• **TASK INPUT**

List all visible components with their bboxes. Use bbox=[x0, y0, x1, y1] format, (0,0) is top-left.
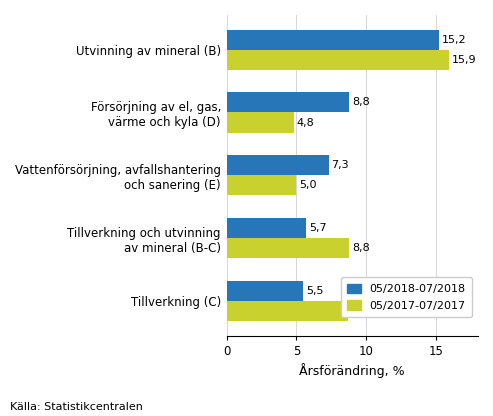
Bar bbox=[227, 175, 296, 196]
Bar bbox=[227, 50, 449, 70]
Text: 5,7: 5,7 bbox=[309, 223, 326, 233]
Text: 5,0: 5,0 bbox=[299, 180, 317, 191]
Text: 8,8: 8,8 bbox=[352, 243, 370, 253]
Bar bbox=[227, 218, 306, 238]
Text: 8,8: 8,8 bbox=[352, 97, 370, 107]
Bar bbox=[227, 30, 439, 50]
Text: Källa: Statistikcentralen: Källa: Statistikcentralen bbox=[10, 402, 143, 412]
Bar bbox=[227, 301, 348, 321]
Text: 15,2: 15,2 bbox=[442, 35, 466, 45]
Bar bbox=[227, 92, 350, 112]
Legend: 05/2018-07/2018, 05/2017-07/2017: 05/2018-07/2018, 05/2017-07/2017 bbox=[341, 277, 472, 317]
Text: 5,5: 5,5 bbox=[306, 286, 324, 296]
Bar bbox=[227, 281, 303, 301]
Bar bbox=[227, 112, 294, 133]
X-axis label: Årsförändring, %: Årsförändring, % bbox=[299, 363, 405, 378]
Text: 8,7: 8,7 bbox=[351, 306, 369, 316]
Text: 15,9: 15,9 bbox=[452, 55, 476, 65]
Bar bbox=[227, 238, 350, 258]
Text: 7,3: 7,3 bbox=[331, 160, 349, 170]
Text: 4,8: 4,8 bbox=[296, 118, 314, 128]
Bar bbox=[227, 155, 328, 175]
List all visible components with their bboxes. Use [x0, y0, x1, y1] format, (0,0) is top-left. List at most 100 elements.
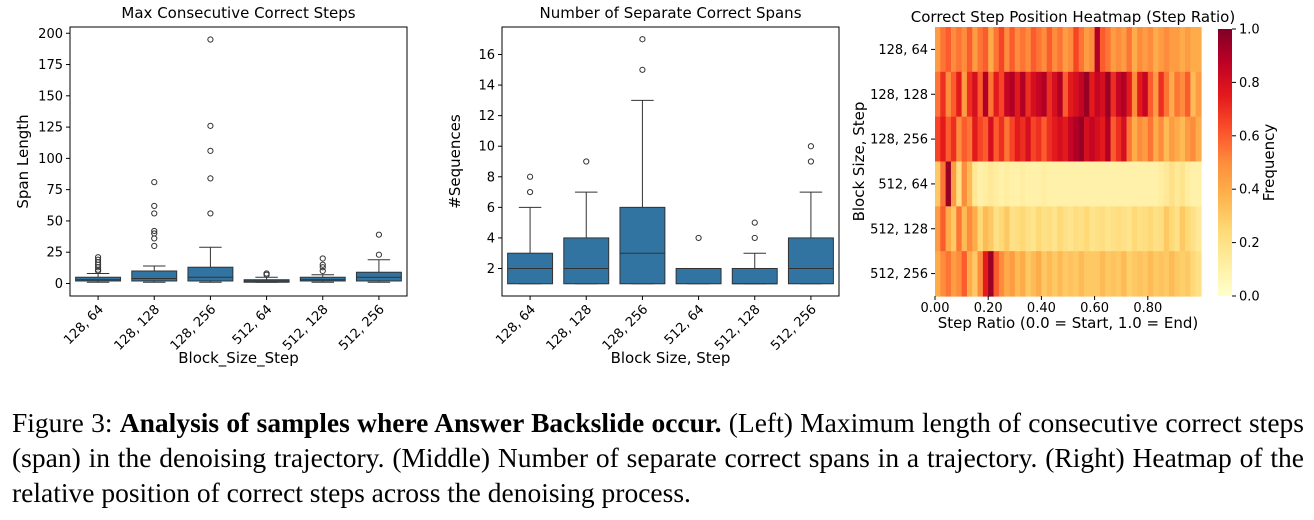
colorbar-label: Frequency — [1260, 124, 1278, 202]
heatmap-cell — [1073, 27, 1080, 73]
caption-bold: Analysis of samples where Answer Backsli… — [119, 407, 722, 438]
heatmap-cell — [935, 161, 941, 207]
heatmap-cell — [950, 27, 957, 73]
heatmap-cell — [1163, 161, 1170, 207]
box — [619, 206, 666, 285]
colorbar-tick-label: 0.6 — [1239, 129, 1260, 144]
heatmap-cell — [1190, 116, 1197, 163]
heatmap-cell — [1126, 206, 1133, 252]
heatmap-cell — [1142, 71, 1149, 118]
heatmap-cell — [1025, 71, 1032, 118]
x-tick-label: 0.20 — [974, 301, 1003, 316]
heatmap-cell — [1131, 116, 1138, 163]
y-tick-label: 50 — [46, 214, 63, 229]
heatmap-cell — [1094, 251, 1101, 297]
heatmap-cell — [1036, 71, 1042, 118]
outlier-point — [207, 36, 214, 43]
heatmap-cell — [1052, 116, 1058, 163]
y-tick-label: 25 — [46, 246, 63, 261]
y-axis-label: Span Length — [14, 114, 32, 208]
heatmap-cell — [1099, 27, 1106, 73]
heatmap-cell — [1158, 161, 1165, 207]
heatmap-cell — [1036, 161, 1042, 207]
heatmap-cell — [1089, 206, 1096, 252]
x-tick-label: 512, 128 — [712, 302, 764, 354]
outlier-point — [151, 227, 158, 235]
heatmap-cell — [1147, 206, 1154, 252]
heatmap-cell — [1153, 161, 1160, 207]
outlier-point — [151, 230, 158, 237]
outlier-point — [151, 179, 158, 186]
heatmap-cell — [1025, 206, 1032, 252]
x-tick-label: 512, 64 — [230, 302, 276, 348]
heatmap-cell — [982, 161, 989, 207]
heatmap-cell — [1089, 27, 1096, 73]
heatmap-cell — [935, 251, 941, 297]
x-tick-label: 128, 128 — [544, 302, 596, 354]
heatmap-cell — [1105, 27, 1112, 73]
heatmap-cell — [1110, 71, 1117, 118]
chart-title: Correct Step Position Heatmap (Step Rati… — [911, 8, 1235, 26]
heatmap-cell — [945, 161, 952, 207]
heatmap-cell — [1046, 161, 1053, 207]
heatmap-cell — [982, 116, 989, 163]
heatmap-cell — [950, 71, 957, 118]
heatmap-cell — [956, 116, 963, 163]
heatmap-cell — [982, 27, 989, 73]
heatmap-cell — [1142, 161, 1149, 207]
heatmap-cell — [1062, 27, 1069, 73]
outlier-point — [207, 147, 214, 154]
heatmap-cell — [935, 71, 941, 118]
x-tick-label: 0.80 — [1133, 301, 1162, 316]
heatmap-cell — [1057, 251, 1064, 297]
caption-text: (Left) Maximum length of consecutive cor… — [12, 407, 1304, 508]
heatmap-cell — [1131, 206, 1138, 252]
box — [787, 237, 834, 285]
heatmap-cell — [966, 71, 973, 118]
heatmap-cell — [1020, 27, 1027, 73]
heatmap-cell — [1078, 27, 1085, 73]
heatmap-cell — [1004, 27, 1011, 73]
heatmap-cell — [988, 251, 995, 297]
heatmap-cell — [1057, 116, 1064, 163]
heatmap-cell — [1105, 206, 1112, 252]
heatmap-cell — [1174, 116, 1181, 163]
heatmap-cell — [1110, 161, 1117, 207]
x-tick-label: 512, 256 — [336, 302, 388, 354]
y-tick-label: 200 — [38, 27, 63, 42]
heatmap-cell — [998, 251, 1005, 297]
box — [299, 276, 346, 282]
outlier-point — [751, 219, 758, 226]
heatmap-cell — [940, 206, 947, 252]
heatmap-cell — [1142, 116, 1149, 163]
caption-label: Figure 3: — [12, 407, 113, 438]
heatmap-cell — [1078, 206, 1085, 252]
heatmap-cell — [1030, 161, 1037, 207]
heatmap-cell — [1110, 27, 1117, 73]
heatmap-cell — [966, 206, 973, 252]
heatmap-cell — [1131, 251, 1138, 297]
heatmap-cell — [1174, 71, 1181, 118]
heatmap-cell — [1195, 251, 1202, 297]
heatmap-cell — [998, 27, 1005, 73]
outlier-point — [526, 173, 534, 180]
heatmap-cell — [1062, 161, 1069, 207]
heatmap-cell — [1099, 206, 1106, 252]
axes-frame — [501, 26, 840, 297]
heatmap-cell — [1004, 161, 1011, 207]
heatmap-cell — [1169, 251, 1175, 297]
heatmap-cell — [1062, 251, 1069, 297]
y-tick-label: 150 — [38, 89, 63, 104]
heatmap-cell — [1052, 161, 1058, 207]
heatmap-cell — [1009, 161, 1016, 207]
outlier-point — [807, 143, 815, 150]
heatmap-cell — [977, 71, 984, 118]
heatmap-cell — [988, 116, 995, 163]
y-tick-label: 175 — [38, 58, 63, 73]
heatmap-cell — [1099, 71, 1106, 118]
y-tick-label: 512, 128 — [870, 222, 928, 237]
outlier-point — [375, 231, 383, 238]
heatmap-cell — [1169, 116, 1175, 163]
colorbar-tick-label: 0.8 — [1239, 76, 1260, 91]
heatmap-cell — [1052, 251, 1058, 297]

• **WRITTEN INSTRUCTION**
Please reproduce all of the material above with each "outlier-point" switched to "outlier-dot" and nothing else altered, leaving out the pictures.

• **COMPLETE ANSWER**
List all visible components with their bboxes. Use bbox=[x0, y0, x1, y1] format, (0,0) is top-left.
Bar bbox=[227, 175, 296, 196]
Bar bbox=[227, 50, 449, 70]
Text: 5,7: 5,7 bbox=[309, 223, 326, 233]
Text: 5,0: 5,0 bbox=[299, 180, 317, 191]
Text: 8,8: 8,8 bbox=[352, 243, 370, 253]
Bar bbox=[227, 218, 306, 238]
Text: 8,8: 8,8 bbox=[352, 97, 370, 107]
Bar bbox=[227, 30, 439, 50]
Text: Källa: Statistikcentralen: Källa: Statistikcentralen bbox=[10, 402, 143, 412]
Bar bbox=[227, 301, 348, 321]
Text: 15,2: 15,2 bbox=[442, 35, 466, 45]
Bar bbox=[227, 92, 350, 112]
Legend: 05/2018-07/2018, 05/2017-07/2017: 05/2018-07/2018, 05/2017-07/2017 bbox=[341, 277, 472, 317]
Text: 5,5: 5,5 bbox=[306, 286, 324, 296]
Bar bbox=[227, 281, 303, 301]
Bar bbox=[227, 112, 294, 133]
X-axis label: Årsförändring, %: Årsförändring, % bbox=[299, 363, 405, 378]
Text: 8,7: 8,7 bbox=[351, 306, 369, 316]
Text: 15,9: 15,9 bbox=[452, 55, 476, 65]
Bar bbox=[227, 238, 350, 258]
Text: 7,3: 7,3 bbox=[331, 160, 349, 170]
Text: 4,8: 4,8 bbox=[296, 118, 314, 128]
Bar bbox=[227, 155, 328, 175]
List all visible components with their bboxes. Use [x0, y0, x1, y1] format, (0,0) is top-left. List at most 100 elements.
colorbar-label: Frequency — [1260, 124, 1278, 202]
heatmap-cell — [1073, 27, 1080, 73]
caption-bold: Analysis of samples where Answer Backsli… — [119, 407, 722, 438]
heatmap-cell — [935, 161, 941, 207]
heatmap-cell — [950, 27, 957, 73]
heatmap-cell — [1163, 161, 1170, 207]
box — [619, 206, 666, 285]
colorbar-tick-label: 0.6 — [1239, 129, 1260, 144]
heatmap-cell — [1190, 116, 1197, 163]
heatmap-cell — [1126, 206, 1133, 252]
heatmap-cell — [1142, 71, 1149, 118]
heatmap-cell — [1025, 71, 1032, 118]
x-tick-label: 0.20 — [974, 301, 1003, 316]
heatmap-cell — [1131, 116, 1138, 163]
y-tick-label: 50 — [46, 214, 63, 229]
heatmap-cell — [1094, 251, 1101, 297]
heatmap-cell — [1036, 71, 1042, 118]
outlier-dot — [207, 36, 214, 43]
heatmap-cell — [1052, 116, 1058, 163]
y-tick-label: 25 — [46, 246, 63, 261]
y-axis-label: Span Length — [14, 114, 32, 208]
heatmap-cell — [1099, 27, 1106, 73]
heatmap-cell — [1158, 161, 1165, 207]
heatmap-cell — [1036, 161, 1042, 207]
heatmap-cell — [1089, 206, 1096, 252]
x-tick-label: 512, 128 — [712, 302, 764, 354]
outlier-dot — [151, 227, 158, 235]
heatmap-cell — [1147, 206, 1154, 252]
heatmap-cell — [1153, 161, 1160, 207]
outlier-dot — [151, 230, 158, 237]
outlier-dot — [151, 179, 158, 186]
heatmap-cell — [1025, 206, 1032, 252]
x-tick-label: 512, 64 — [230, 302, 276, 348]
heatmap-cell — [982, 161, 989, 207]
heatmap-cell — [1089, 27, 1096, 73]
heatmap-cell — [935, 251, 941, 297]
x-tick-label: 128, 128 — [544, 302, 596, 354]
heatmap-cell — [1105, 27, 1112, 73]
heatmap-cell — [1110, 71, 1117, 118]
chart-title: Correct Step Position Heatmap (Step Rati… — [911, 8, 1235, 26]
heatmap-cell — [945, 161, 952, 207]
heatmap-cell — [1046, 161, 1053, 207]
heatmap-cell — [982, 116, 989, 163]
heatmap-cell — [950, 71, 957, 118]
heatmap-cell — [956, 116, 963, 163]
heatmap-cell — [982, 27, 989, 73]
heatmap-cell — [1142, 161, 1149, 207]
heatmap-cell — [1062, 27, 1069, 73]
outlier-dot — [207, 147, 214, 154]
heatmap-cell — [935, 71, 941, 118]
x-tick-label: 0.80 — [1133, 301, 1162, 316]
heatmap-cell — [1057, 251, 1064, 297]
caption-text: (Left) Maximum length of consecutive cor… — [12, 407, 1304, 508]
heatmap-cell — [1131, 206, 1138, 252]
box — [787, 237, 834, 285]
heatmap-cell — [966, 71, 973, 118]
heatmap-cell — [1020, 27, 1027, 73]
heatmap-cell — [1078, 27, 1085, 73]
heatmap-cell — [1004, 27, 1011, 73]
heatmap-cell — [988, 251, 995, 297]
heatmap-cell — [1057, 116, 1064, 163]
heatmap-cell — [1105, 206, 1112, 252]
heatmap-cell — [1174, 116, 1181, 163]
heatmap-cell — [1110, 161, 1117, 207]
x-tick-label: 512, 256 — [336, 302, 388, 354]
y-tick-label: 200 — [38, 27, 63, 42]
heatmap-cell — [998, 251, 1005, 297]
box — [299, 276, 346, 282]
outlier-dot — [751, 219, 758, 226]
heatmap-cell — [940, 206, 947, 252]
heatmap-cell — [1142, 116, 1149, 163]
caption-label: Figure 3: — [12, 407, 113, 438]
heatmap-cell — [1078, 206, 1085, 252]
heatmap-cell — [1030, 161, 1037, 207]
heatmap-cell — [1110, 27, 1117, 73]
heatmap-cell — [966, 206, 973, 252]
heatmap-cell — [1131, 251, 1138, 297]
heatmap-cell — [1174, 71, 1181, 118]
heatmap-cell — [1195, 251, 1202, 297]
heatmap-cell — [998, 27, 1005, 73]
outlier-dot — [526, 173, 534, 180]
heatmap-cell — [1062, 161, 1069, 207]
heatmap-cell — [1099, 206, 1106, 252]
axes-frame — [501, 26, 840, 297]
heatmap-cell — [1004, 161, 1011, 207]
heatmap-cell — [1169, 251, 1175, 297]
heatmap-cell — [1062, 251, 1069, 297]
y-tick-label: 150 — [38, 89, 63, 104]
heatmap-cell — [1052, 161, 1058, 207]
heatmap-cell — [1009, 161, 1016, 207]
outlier-dot — [807, 143, 815, 150]
heatmap-cell — [977, 71, 984, 118]
heatmap-cell — [988, 116, 995, 163]
y-tick-label: 175 — [38, 58, 63, 73]
heatmap-cell — [1099, 71, 1106, 118]
y-tick-label: 512, 128 — [870, 222, 928, 237]
outlier-dot — [375, 231, 383, 238]
heatmap-cell — [1169, 116, 1175, 163]
colorbar-tick-label: 0.8 — [1239, 76, 1260, 91]
heatmap-cell — [1052, 251, 1058, 297]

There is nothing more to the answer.